■ The request
Copy each line of the data below with the word "subscript".

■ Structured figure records
"""

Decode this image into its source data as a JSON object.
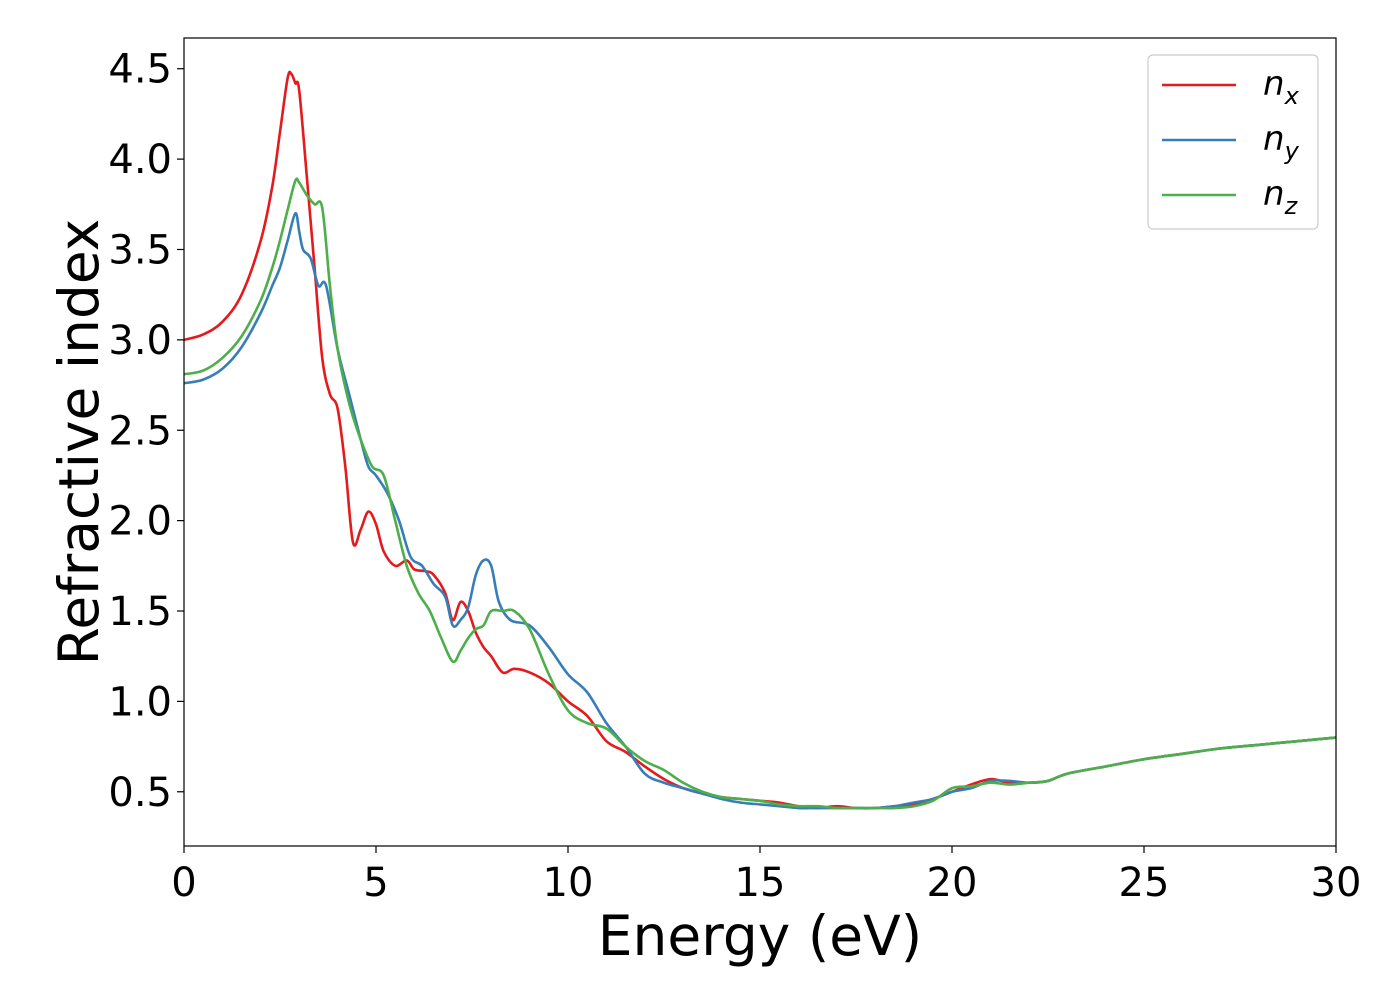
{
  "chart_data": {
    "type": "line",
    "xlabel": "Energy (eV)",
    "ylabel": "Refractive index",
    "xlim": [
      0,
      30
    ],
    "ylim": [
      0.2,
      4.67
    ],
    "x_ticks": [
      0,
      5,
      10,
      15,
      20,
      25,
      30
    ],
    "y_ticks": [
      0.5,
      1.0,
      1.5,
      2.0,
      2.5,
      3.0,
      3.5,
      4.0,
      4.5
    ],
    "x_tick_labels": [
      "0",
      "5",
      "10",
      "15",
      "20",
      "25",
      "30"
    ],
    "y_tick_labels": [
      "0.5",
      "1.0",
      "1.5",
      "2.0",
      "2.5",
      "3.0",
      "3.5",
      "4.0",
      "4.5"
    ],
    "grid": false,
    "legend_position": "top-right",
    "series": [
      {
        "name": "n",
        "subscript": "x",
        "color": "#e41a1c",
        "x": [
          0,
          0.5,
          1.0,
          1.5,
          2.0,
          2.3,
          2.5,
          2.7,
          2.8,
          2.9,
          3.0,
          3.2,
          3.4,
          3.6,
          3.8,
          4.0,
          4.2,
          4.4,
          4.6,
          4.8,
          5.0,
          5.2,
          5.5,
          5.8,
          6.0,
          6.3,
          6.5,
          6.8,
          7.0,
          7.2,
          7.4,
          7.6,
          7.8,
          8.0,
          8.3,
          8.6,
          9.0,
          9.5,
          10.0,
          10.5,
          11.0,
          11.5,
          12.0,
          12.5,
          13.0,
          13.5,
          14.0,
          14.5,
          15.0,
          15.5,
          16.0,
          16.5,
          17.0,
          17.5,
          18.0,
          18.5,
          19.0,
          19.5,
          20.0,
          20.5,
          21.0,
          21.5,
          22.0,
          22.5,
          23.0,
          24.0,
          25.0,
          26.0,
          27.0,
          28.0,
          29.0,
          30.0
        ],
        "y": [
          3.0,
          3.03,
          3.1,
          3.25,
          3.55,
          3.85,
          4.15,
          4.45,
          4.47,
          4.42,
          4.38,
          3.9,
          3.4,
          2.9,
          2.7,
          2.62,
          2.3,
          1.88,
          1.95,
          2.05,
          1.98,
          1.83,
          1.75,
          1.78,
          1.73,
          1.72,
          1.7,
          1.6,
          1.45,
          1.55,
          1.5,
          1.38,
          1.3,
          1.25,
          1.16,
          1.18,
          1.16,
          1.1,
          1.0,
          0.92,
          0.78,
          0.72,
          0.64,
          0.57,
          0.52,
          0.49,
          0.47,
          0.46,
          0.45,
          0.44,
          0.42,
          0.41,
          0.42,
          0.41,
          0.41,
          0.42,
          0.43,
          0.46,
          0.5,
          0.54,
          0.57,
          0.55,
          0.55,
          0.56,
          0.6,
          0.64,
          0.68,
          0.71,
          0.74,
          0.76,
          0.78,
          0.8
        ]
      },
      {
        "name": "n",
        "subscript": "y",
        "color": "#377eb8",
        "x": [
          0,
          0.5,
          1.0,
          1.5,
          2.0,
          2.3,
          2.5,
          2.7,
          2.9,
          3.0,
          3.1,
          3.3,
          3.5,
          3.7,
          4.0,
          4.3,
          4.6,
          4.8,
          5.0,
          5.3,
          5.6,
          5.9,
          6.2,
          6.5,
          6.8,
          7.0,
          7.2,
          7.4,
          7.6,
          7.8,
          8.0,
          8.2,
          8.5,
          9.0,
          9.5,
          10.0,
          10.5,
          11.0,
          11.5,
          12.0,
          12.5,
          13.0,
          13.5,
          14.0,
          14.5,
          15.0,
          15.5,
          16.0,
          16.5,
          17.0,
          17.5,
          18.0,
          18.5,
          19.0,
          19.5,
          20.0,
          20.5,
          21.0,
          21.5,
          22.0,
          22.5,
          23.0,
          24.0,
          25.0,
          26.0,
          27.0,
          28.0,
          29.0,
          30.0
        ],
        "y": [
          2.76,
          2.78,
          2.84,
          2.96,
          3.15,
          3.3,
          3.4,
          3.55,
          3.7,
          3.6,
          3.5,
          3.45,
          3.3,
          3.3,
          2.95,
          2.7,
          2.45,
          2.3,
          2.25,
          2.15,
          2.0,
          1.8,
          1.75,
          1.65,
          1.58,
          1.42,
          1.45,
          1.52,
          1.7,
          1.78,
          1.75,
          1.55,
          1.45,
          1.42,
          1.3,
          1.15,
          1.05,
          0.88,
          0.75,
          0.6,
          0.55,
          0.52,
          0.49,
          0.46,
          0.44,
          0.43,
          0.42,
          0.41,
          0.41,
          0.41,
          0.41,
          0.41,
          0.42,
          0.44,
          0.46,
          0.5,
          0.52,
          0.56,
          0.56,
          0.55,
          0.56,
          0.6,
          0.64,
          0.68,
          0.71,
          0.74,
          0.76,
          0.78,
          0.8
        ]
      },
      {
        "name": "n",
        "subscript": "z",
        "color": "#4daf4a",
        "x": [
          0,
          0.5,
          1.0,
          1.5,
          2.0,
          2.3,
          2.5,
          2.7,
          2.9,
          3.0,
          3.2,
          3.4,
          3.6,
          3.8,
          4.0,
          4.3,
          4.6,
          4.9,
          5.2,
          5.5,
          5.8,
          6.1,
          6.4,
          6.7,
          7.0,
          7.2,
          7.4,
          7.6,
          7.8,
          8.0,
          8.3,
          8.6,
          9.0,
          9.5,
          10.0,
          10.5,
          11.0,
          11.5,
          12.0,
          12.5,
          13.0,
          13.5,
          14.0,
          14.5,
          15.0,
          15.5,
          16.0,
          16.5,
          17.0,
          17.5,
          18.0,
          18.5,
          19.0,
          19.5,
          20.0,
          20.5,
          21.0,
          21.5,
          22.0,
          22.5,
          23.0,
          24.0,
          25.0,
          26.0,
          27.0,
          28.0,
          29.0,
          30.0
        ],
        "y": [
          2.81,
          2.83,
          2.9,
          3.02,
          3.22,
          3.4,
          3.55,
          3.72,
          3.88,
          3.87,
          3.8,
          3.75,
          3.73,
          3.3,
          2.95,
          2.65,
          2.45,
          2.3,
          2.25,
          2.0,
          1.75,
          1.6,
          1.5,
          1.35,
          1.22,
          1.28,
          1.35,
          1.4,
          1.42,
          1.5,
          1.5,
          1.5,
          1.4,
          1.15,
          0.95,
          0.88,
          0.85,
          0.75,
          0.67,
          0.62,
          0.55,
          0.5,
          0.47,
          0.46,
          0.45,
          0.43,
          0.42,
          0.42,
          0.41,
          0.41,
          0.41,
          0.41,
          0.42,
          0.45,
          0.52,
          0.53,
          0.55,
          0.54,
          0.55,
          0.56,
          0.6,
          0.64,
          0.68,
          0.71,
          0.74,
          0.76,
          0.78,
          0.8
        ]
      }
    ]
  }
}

"""

■ Exercise output
        "subscript": "x",
        "subscript": "y",
        "subscript": "z",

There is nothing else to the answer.